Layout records
◇ ◇ ◇ ◇ ◇

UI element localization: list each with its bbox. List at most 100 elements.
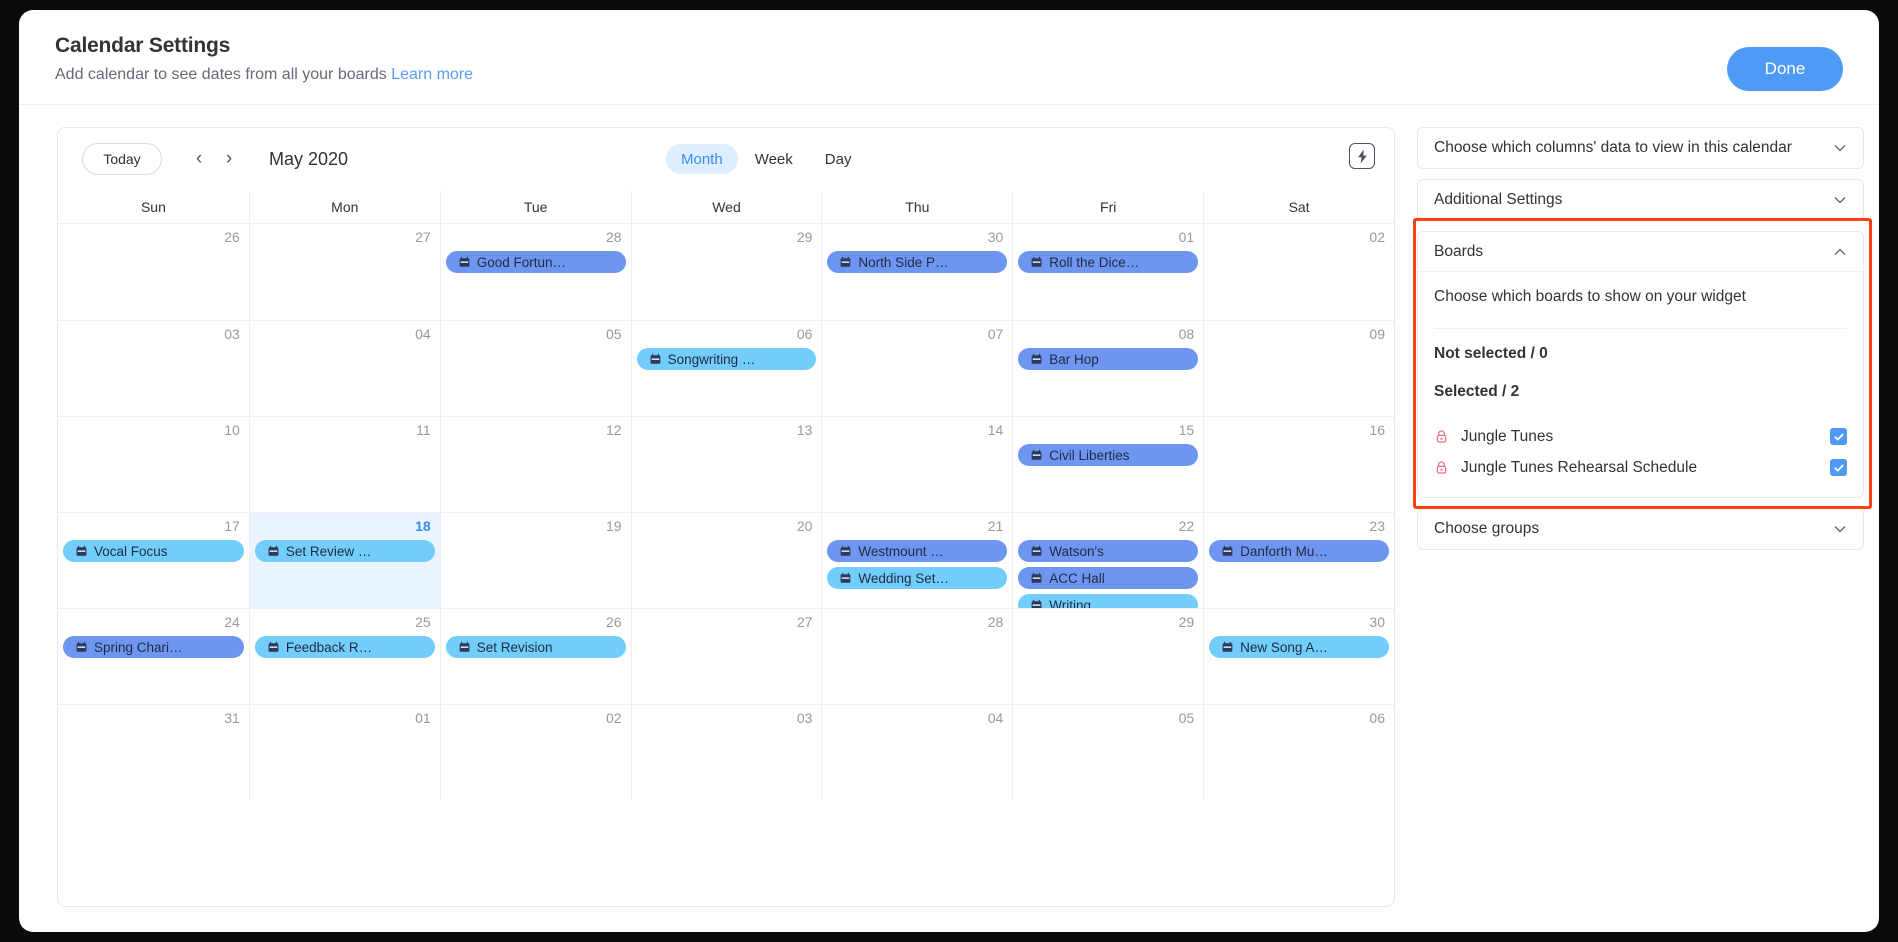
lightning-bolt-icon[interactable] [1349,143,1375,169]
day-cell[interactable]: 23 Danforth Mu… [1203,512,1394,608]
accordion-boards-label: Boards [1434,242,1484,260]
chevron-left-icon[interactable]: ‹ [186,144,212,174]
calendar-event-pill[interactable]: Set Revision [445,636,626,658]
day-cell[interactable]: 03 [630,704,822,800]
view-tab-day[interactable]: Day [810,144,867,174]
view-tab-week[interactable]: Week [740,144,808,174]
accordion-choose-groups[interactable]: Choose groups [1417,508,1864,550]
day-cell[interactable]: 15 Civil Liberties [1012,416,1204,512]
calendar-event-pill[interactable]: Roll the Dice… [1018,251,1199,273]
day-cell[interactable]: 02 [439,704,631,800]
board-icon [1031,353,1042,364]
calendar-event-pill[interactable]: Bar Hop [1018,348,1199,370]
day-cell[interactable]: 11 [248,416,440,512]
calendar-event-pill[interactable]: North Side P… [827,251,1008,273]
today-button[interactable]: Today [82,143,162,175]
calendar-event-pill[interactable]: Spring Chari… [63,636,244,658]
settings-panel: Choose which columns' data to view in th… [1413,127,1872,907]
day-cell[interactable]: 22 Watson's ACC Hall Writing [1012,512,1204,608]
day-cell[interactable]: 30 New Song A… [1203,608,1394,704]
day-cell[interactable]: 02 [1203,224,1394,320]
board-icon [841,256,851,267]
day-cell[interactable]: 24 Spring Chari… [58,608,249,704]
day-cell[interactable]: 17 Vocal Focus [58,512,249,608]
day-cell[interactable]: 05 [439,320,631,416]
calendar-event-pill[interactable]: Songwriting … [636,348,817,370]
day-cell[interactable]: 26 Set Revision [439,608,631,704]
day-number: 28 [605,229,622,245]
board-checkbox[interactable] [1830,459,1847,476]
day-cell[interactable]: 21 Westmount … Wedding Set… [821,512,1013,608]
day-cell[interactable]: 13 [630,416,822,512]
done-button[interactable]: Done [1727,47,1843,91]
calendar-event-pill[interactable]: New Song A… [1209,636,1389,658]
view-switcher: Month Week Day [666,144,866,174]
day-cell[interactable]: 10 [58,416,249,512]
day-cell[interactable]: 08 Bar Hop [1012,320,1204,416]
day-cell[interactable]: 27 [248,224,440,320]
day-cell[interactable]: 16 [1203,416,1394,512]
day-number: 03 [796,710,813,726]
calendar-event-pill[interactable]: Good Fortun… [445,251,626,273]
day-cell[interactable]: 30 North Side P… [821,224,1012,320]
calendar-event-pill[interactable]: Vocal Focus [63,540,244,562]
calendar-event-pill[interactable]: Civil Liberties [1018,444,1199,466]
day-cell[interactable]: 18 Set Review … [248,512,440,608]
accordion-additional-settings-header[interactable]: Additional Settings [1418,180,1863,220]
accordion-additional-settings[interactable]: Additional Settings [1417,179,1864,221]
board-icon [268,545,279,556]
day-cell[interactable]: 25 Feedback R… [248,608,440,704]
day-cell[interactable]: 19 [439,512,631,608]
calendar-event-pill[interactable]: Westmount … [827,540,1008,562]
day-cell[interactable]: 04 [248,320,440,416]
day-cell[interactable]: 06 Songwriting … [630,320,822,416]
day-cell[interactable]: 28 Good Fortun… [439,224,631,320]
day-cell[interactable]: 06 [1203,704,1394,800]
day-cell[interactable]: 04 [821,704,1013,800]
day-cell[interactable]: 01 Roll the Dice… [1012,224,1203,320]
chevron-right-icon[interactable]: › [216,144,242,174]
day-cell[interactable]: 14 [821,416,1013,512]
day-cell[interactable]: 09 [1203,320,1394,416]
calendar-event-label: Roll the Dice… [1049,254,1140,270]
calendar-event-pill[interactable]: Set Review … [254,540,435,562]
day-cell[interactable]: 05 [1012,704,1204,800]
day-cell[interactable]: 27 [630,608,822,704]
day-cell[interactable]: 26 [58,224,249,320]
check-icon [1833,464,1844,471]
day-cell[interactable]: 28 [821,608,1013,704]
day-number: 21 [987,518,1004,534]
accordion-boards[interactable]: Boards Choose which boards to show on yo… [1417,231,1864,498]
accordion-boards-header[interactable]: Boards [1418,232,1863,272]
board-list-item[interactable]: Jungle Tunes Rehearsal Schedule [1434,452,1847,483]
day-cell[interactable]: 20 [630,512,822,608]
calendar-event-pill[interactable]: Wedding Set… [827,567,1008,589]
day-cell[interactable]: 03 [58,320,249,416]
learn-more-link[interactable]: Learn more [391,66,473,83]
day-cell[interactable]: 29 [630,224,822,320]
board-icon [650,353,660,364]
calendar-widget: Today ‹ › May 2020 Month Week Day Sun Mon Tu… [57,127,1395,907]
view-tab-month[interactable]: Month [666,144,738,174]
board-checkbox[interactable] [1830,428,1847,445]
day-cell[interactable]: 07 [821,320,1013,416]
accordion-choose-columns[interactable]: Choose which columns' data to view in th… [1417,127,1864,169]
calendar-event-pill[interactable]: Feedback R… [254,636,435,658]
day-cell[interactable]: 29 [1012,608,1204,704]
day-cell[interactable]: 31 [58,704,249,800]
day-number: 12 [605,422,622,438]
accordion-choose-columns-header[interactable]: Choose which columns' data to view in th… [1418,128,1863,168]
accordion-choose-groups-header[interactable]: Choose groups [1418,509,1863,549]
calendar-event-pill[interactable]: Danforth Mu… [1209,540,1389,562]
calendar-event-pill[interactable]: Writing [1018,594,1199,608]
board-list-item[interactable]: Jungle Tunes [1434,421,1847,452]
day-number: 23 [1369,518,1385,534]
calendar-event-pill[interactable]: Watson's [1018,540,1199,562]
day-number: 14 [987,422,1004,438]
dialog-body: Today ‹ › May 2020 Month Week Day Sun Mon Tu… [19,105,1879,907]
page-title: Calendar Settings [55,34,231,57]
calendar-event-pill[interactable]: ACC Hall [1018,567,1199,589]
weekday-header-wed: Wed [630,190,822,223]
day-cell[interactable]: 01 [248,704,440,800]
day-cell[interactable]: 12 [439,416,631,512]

◇ ◇ ◇ ◇ ◇

DIRECTIONS FOR THIS TASK —
Reproduce every line of the layout records above word for word, leaving out the pictures.

FINISHED TASK —
UI element localization: list each with its bbox. List at most 100 elements.
lightning-bolt-icon[interactable] [1349,143,1375,169]
day-cell[interactable]: 23 Danforth Mu… [1203,512,1394,608]
accordion-boards-label: Boards [1434,242,1484,260]
chevron-left-icon[interactable]: ‹ [186,144,212,174]
calendar-event-pill[interactable]: Set Revision [445,636,626,658]
day-cell[interactable]: 03 [630,704,822,800]
view-tab-day[interactable]: Day [810,144,867,174]
view-tab-week[interactable]: Week [740,144,808,174]
accordion-choose-groups[interactable]: Choose groups [1417,508,1864,550]
day-cell[interactable]: 15 Civil Liberties [1012,416,1204,512]
calendar-event-pill[interactable]: Roll the Dice… [1018,251,1199,273]
day-cell[interactable]: 02 [439,704,631,800]
board-icon [1031,353,1042,364]
calendar-event-pill[interactable]: Bar Hop [1018,348,1199,370]
day-cell[interactable]: 11 [248,416,440,512]
calendar-event-pill[interactable]: North Side P… [827,251,1008,273]
today-button[interactable]: Today [82,143,162,175]
calendar-event-pill[interactable]: Spring Chari… [63,636,244,658]
settings-panel: Choose which columns' data to view in th… [1413,127,1872,907]
day-cell[interactable]: 22 Watson's ACC Hall Writing [1012,512,1204,608]
day-cell[interactable]: 30 New Song A… [1203,608,1394,704]
day-cell[interactable]: 02 [1203,224,1394,320]
board-icon [841,256,851,267]
day-cell[interactable]: 24 Spring Chari… [58,608,249,704]
day-cell[interactable]: 17 Vocal Focus [58,512,249,608]
day-cell[interactable]: 05 [439,320,631,416]
calendar-event-pill[interactable]: Songwriting … [636,348,817,370]
day-cell[interactable]: 26 Set Revision [439,608,631,704]
day-number: 28 [605,229,622,245]
board-checkbox[interactable] [1830,459,1847,476]
day-cell[interactable]: 21 Westmount … Wedding Set… [821,512,1013,608]
day-cell[interactable]: 13 [630,416,822,512]
done-button[interactable]: Done [1727,47,1843,91]
calendar-event-pill[interactable]: New Song A… [1209,636,1389,658]
view-switcher: Month Week Day [666,144,866,174]
day-cell[interactable]: 10 [58,416,249,512]
day-cell[interactable]: 08 Bar Hop [1012,320,1204,416]
day-cell[interactable]: 27 [248,224,440,320]
day-cell[interactable]: 16 [1203,416,1394,512]
day-number: 03 [796,710,813,726]
calendar-event-pill[interactable]: Good Fortun… [445,251,626,273]
day-cell[interactable]: 30 North Side P… [821,224,1012,320]
calendar-event-pill[interactable]: Vocal Focus [63,540,244,562]
calendar-event-pill[interactable]: Civil Liberties [1018,444,1199,466]
day-cell[interactable]: 18 Set Review … [248,512,440,608]
accordion-additional-settings-header[interactable]: Additional Settings [1418,180,1863,220]
accordion-additional-settings[interactable]: Additional Settings [1417,179,1864,221]
board-icon [268,545,279,556]
day-cell[interactable]: 25 Feedback R… [248,608,440,704]
day-cell[interactable]: 19 [439,512,631,608]
calendar-event-pill[interactable]: Westmount … [827,540,1008,562]
day-cell[interactable]: 04 [248,320,440,416]
day-cell[interactable]: 06 Songwriting … [630,320,822,416]
day-cell[interactable]: 28 Good Fortun… [439,224,631,320]
day-cell[interactable]: 06 [1203,704,1394,800]
day-cell[interactable]: 04 [821,704,1013,800]
day-cell[interactable]: 01 Roll the Dice… [1012,224,1203,320]
chevron-right-icon[interactable]: › [216,144,242,174]
day-cell[interactable]: 14 [821,416,1013,512]
day-cell[interactable]: 09 [1203,320,1394,416]
calendar-event-label: Roll the Dice… [1049,254,1140,270]
calendar-event-pill[interactable]: Set Review … [254,540,435,562]
day-cell[interactable]: 05 [1012,704,1204,800]
day-cell[interactable]: 27 [630,608,822,704]
day-cell[interactable]: 26 [58,224,249,320]
check-icon [1833,464,1844,471]
day-cell[interactable]: 28 [821,608,1013,704]
day-number: 21 [987,518,1004,534]
accordion-boards[interactable]: Boards Choose which boards to show on yo… [1417,231,1864,498]
accordion-boards-header[interactable]: Boards [1418,232,1863,272]
board-list-item[interactable]: Jungle Tunes Rehearsal Schedule [1434,452,1847,483]
day-cell[interactable]: 20 [630,512,822,608]
calendar-event-pill[interactable]: Wedding Set… [827,567,1008,589]
day-cell[interactable]: 03 [58,320,249,416]
learn-more-link[interactable]: Learn more [391,66,473,83]
day-cell[interactable]: 29 [630,224,822,320]
board-icon [650,353,660,364]
calendar-widget: Today ‹ › May 2020 Month Week Day Sun Mon Tu… [57,127,1395,907]
view-tab-month[interactable]: Month [666,144,738,174]
board-checkbox[interactable] [1830,428,1847,445]
day-cell[interactable]: 07 [821,320,1013,416]
accordion-choose-columns[interactable]: Choose which columns' data to view in th… [1417,127,1864,169]
calendar-event-pill[interactable]: Feedback R… [254,636,435,658]
day-cell[interactable]: 29 [1012,608,1204,704]
day-cell[interactable]: 31 [58,704,249,800]
day-number: 12 [605,422,622,438]
accordion-choose-columns-header[interactable]: Choose which columns' data to view in th… [1418,128,1863,168]
accordion-choose-groups-header[interactable]: Choose groups [1418,509,1863,549]
calendar-event-pill[interactable]: Danforth Mu… [1209,540,1389,562]
calendar-event-pill[interactable]: Writing [1018,594,1199,608]
board-list-item[interactable]: Jungle Tunes [1434,421,1847,452]
day-number: 23 [1369,518,1385,534]
calendar-event-pill[interactable]: Watson's [1018,540,1199,562]
day-number: 14 [987,422,1004,438]
dialog-body: Today ‹ › May 2020 Month Week Day Sun Mon Tu… [19,105,1879,907]
page-title: Calendar Settings [55,34,231,57]
calendar-event-pill[interactable]: ACC Hall [1018,567,1199,589]
weekday-header-wed: Wed [630,190,822,223]
day-cell[interactable]: 01 [248,704,440,800]
day-cell[interactable]: 12 [439,416,631,512]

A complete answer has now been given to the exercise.